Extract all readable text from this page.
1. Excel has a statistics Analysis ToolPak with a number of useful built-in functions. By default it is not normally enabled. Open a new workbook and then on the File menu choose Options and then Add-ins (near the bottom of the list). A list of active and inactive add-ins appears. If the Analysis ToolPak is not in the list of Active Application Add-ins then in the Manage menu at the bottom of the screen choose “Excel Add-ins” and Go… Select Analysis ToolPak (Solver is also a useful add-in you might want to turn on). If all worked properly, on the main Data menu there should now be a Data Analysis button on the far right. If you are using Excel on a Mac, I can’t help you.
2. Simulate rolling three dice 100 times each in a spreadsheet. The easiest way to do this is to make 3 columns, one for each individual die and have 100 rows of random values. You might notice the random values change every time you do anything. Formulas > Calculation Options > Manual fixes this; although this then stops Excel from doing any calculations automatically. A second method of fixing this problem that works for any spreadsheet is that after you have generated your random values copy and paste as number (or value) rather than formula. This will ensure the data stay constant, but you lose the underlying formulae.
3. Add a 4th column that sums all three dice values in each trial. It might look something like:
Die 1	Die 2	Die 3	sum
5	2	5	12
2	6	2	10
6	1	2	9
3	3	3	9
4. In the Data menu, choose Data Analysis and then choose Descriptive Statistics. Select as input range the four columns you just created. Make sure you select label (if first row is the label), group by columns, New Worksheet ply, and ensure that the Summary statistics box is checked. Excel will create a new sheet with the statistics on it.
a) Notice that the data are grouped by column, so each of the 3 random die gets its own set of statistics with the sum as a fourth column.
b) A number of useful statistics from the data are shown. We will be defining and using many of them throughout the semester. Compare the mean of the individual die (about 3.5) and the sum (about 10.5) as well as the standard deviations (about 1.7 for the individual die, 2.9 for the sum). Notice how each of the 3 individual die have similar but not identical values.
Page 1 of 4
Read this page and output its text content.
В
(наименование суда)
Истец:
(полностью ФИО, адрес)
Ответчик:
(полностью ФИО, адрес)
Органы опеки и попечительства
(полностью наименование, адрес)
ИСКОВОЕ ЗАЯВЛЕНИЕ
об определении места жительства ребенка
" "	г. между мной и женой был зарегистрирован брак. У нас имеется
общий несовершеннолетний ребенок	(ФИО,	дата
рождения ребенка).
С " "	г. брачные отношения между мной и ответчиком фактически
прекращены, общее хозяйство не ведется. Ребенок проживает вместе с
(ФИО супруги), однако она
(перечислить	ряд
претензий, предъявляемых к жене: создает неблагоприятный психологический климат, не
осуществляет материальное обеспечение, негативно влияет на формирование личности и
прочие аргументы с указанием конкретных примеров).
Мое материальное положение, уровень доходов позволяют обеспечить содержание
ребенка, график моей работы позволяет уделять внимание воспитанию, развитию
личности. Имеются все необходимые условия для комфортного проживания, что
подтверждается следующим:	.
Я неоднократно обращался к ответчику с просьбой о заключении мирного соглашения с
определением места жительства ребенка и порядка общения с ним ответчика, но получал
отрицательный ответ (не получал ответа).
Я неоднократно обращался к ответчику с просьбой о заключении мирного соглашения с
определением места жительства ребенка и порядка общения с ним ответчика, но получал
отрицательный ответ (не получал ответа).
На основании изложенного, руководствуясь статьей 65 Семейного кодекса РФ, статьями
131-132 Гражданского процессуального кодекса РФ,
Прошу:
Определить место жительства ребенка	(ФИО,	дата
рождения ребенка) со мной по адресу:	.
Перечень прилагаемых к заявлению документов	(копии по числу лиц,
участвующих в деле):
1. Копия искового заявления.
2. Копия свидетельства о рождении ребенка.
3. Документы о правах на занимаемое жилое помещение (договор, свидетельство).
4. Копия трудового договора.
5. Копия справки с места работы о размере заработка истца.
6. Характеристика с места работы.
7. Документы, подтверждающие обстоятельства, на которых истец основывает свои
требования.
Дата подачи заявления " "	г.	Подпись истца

§ What is asked: The records above are to be repeated exactly, in their entirety.

§ Task answer:
Extract all readable text from this page.
1. Excel has a statistics Analysis ToolPak with a number of useful built-in functions. By default it is not normally enabled. Open a new workbook and then on the File menu choose Options and then Add-ins (near the bottom of the list). A list of active and inactive add-ins appears. If the Analysis ToolPak is not in the list of Active Application Add-ins then in the Manage menu at the bottom of the screen choose “Excel Add-ins” and Go… Select Analysis ToolPak (Solver is also a useful add-in you might want to turn on). If all worked properly, on the main Data menu there should now be a Data Analysis button on the far right. If you are using Excel on a Mac, I can’t help you.
2. Simulate rolling three dice 100 times each in a spreadsheet. The easiest way to do this is to make 3 columns, one for each individual die and have 100 rows of random values. You might notice the random values change every time you do anything. Formulas > Calculation Options > Manual fixes this; although this then stops Excel from doing any calculations automatically. A second method of fixing this problem that works for any spreadsheet is that after you have generated your random values copy and paste as number (or value) rather than formula. This will ensure the data stay constant, but you lose the underlying formulae.
3. Add a 4th column that sums all three dice values in each trial. It might look something like:
Die 1	Die 2	Die 3	sum
5	2	5	12
2	6	2	10
6	1	2	9
3	3	3	9
4. In the Data menu, choose Data Analysis and then choose Descriptive Statistics. Select as input range the four columns you just created. Make sure you select label (if first row is the label), group by columns, New Worksheet ply, and ensure that the Summary statistics box is checked. Excel will create a new sheet with the statistics on it.
a) Notice that the data are grouped by column, so each of the 3 random die gets its own set of statistics with the sum as a fourth column.
b) A number of useful statistics from the data are shown. We will be defining and using many of them throughout the semester. Compare the mean of the individual die (about 3.5) and the sum (about 10.5) as well as the standard deviations (about 1.7 for the individual die, 2.9 for the sum). Notice how each of the 3 individual die have similar but not identical values.
Page 1 of 4
Read this page and output its text content.
В
(наименование суда)
Истец:
(полностью ФИО, адрес)
Ответчик:
(полностью ФИО, адрес)
Органы опеки и попечительства
(полностью наименование, адрес)
ИСКОВОЕ ЗАЯВЛЕНИЕ
об определении места жительства ребенка
" "	г. между мной и женой был зарегистрирован брак. У нас имеется
общий несовершеннолетний ребенок	(ФИО,	дата
рождения ребенка).
С " "	г. брачные отношения между мной и ответчиком фактически
прекращены, общее хозяйство не ведется. Ребенок проживает вместе с
(ФИО супруги), однако она
(перечислить	ряд
претензий, предъявляемых к жене: создает неблагоприятный психологический климат, не
осуществляет материальное обеспечение, негативно влияет на формирование личности и
прочие аргументы с указанием конкретных примеров).
Мое материальное положение, уровень доходов позволяют обеспечить содержание
ребенка, график моей работы позволяет уделять внимание воспитанию, развитию
личности. Имеются все необходимые условия для комфортного проживания, что
подтверждается следующим:	.
Я неоднократно обращался к ответчику с просьбой о заключении мирного соглашения с
определением места жительства ребенка и порядка общения с ним ответчика, но получал
отрицательный ответ (не получал ответа).
Я неоднократно обращался к ответчику с просьбой о заключении мирного соглашения с
определением места жительства ребенка и порядка общения с ним ответчика, но получал
отрицательный ответ (не получал ответа).
На основании изложенного, руководствуясь статьей 65 Семейного кодекса РФ, статьями
131-132 Гражданского процессуального кодекса РФ,
Прошу:
Определить место жительства ребенка	(ФИО,	дата
рождения ребенка) со мной по адресу:	.
Перечень прилагаемых к заявлению документов	(копии по числу лиц,
участвующих в деле):
1. Копия искового заявления.
2. Копия свидетельства о рождении ребенка.
3. Документы о правах на занимаемое жилое помещение (договор, свидетельство).
4. Копия трудового договора.
5. Копия справки с места работы о размере заработка истца.
6. Характеристика с места работы.
7. Документы, подтверждающие обстоятельства, на которых истец основывает свои
требования.
Дата подачи заявления " "	г.	Подпись истца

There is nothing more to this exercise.